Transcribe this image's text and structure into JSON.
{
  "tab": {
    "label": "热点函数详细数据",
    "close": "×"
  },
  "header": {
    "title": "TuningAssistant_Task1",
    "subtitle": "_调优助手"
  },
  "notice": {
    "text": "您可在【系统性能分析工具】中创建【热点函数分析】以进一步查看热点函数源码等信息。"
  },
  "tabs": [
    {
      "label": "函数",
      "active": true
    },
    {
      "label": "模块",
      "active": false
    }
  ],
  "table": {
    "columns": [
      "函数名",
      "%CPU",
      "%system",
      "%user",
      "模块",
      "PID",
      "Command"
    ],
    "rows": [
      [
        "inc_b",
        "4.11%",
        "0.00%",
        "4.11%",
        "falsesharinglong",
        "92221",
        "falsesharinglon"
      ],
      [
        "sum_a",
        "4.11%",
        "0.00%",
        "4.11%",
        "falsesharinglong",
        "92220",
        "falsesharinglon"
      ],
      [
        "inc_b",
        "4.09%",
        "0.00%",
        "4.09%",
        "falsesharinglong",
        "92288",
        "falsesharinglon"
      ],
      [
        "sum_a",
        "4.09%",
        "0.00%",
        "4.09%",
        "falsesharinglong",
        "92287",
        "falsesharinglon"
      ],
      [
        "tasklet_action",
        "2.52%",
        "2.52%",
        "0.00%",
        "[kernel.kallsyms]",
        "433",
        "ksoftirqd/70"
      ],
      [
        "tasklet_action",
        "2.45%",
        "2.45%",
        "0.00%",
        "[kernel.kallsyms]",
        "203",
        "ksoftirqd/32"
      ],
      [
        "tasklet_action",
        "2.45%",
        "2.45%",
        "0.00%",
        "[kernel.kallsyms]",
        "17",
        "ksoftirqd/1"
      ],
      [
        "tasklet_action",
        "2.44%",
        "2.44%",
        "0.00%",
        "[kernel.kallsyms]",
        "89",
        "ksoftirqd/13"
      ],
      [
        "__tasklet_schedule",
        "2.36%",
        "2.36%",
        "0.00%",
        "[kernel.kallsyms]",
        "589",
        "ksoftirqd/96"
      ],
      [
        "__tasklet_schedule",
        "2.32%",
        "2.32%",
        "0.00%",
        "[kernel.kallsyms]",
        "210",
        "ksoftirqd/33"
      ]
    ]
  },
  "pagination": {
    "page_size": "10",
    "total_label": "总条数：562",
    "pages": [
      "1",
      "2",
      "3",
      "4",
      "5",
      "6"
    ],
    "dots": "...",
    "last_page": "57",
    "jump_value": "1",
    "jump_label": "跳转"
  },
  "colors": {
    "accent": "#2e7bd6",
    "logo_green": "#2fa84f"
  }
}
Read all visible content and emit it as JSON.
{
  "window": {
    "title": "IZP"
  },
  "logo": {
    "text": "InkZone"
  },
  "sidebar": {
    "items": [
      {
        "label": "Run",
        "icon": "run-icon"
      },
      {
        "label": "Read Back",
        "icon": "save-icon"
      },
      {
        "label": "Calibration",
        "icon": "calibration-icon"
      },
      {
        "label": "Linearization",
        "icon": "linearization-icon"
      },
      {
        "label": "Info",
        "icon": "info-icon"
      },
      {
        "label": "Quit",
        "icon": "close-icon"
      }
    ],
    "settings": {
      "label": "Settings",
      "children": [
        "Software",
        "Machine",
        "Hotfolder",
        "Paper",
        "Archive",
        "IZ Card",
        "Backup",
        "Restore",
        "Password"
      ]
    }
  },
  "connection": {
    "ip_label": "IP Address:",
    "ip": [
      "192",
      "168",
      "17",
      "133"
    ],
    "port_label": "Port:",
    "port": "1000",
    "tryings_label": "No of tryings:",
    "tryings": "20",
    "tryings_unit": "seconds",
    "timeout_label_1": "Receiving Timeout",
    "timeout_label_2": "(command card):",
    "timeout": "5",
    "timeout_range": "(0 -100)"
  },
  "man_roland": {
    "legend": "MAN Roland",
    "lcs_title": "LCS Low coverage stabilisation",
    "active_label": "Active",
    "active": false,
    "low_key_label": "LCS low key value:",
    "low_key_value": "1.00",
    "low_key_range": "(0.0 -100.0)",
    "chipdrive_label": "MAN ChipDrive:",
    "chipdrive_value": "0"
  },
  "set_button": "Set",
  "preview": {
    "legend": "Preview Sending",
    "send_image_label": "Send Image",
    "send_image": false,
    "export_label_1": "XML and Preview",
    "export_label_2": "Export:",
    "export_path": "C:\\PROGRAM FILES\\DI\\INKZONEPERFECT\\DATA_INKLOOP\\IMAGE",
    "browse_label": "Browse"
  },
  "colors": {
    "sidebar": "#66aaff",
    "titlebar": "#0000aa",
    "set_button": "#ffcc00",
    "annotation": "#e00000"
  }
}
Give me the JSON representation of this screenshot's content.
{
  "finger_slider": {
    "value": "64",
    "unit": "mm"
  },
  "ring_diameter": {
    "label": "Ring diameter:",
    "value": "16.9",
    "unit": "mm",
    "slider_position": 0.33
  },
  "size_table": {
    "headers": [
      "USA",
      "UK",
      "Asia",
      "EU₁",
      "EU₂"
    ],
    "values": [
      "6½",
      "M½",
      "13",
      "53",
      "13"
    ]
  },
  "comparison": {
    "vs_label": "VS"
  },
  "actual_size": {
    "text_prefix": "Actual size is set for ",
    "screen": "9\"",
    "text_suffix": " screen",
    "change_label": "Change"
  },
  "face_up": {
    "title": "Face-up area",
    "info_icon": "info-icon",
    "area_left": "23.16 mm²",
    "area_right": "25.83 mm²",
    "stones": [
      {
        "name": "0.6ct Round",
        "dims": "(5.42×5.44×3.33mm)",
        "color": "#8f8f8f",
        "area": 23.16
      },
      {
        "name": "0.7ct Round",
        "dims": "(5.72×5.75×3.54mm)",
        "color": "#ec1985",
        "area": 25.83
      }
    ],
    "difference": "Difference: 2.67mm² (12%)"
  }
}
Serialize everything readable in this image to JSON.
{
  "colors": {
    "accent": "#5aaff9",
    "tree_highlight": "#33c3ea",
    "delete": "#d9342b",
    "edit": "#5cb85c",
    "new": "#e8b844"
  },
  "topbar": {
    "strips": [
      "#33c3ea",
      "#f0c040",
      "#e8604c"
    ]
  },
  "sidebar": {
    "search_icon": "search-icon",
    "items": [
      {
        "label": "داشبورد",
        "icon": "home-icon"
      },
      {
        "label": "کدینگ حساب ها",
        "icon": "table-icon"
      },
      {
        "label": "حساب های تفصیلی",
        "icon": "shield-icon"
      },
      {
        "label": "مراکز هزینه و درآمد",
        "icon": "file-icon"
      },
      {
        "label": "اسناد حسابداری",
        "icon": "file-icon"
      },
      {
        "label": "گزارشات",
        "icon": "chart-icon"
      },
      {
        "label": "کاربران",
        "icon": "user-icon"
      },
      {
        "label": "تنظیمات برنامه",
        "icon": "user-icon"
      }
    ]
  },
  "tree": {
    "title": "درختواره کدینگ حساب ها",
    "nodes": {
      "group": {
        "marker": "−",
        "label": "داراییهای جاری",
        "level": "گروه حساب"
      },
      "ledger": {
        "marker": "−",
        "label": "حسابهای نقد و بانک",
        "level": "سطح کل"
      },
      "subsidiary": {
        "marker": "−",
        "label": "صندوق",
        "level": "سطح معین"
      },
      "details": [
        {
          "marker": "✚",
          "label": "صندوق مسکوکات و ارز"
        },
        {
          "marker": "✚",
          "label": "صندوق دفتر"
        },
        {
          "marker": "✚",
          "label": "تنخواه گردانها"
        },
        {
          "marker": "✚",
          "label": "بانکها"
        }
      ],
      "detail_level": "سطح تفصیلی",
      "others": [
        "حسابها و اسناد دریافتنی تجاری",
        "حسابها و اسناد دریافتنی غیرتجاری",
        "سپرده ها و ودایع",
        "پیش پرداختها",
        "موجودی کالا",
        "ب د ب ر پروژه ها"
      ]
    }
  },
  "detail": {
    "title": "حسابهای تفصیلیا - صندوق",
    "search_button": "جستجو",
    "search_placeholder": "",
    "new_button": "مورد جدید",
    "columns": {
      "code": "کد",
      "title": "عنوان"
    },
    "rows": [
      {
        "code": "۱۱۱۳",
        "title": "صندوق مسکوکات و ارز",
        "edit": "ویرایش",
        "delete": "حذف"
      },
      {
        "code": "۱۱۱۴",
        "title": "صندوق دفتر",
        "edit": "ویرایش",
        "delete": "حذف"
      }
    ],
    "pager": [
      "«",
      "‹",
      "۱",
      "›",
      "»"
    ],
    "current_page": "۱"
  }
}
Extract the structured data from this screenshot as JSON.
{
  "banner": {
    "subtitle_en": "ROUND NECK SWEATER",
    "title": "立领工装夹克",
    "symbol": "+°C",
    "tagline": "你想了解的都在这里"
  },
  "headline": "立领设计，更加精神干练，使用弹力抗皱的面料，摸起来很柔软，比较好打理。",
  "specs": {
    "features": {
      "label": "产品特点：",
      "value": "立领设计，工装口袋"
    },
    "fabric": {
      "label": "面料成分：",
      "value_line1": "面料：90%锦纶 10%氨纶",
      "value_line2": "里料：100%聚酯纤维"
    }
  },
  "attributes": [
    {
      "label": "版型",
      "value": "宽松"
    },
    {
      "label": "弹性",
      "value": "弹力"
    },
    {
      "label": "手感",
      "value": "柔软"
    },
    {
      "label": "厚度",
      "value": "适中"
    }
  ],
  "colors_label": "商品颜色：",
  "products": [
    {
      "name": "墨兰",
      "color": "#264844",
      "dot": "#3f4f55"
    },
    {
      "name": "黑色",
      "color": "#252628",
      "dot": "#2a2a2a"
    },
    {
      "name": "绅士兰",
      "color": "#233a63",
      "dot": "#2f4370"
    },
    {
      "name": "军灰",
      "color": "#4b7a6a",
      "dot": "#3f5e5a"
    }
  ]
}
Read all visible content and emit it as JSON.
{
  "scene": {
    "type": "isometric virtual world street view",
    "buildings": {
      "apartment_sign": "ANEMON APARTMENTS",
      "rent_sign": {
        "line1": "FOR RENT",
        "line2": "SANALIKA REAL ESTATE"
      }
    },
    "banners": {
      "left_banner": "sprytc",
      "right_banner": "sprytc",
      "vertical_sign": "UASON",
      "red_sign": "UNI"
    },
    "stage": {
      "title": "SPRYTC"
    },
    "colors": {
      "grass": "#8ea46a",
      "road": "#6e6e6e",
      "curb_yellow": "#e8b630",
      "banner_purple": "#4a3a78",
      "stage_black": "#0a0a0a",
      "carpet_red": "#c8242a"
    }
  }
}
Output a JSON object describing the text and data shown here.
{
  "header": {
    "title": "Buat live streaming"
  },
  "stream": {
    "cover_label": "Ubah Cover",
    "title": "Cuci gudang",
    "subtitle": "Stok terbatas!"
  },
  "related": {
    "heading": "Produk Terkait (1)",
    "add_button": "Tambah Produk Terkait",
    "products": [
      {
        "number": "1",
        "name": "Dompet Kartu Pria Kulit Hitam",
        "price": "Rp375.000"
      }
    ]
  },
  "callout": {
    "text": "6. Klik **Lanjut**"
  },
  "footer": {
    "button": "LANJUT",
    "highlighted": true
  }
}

::::::::::

Your answer should be a single number: how many lines in the data above include "screenshot"?

2